Figure dataset records:
————————

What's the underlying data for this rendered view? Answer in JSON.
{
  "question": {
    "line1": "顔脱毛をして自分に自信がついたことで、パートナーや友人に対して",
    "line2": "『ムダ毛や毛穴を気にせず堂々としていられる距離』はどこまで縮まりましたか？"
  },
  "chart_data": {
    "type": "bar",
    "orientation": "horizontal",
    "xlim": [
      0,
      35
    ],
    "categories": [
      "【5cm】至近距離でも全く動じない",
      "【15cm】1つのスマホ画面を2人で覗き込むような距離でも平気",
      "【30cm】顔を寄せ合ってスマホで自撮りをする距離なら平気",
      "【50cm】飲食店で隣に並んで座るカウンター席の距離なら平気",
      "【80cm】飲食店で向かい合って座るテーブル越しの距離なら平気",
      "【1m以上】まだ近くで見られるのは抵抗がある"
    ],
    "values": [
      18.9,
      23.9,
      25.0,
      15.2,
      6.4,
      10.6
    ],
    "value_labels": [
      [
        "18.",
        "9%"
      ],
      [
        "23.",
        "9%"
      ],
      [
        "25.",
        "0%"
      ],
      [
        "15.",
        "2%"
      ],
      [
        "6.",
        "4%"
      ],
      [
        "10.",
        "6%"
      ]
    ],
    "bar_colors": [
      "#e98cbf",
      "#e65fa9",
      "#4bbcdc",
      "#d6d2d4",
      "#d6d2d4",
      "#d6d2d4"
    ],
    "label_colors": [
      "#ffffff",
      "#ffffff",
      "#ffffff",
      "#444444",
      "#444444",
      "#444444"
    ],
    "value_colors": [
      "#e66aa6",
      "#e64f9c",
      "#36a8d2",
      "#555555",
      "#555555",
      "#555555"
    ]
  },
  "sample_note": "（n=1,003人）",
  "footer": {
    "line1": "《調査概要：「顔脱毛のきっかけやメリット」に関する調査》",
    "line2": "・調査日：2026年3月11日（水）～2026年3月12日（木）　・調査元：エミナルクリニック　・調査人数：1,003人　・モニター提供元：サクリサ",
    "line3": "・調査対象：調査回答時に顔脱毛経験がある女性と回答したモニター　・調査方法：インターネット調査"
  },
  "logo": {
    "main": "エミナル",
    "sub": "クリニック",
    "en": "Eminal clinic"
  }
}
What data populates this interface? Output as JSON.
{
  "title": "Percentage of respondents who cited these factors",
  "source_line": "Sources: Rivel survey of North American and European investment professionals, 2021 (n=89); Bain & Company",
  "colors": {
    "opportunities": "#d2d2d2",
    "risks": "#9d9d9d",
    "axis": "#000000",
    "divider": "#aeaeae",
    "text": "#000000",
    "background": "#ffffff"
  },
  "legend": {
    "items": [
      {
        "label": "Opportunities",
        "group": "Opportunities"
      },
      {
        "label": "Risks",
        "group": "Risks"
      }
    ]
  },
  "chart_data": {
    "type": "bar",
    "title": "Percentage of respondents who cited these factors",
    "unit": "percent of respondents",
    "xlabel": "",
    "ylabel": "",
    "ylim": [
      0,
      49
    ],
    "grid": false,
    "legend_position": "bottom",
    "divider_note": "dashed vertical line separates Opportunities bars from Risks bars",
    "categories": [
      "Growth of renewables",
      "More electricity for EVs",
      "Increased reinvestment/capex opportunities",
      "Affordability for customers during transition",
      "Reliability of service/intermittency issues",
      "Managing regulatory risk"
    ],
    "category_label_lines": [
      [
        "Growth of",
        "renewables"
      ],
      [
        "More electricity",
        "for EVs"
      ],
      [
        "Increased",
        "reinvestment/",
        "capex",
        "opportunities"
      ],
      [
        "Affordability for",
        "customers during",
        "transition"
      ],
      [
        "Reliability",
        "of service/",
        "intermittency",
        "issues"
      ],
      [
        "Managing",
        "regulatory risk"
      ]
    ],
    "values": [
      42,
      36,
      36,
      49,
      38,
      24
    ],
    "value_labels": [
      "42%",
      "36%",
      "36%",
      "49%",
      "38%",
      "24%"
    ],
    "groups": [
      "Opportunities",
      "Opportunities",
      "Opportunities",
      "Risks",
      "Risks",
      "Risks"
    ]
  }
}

————————

Set task
From the entries above, extract every line where the word "during" appears.

Final answer
      "Affordability for customers during transition",
        "customers during",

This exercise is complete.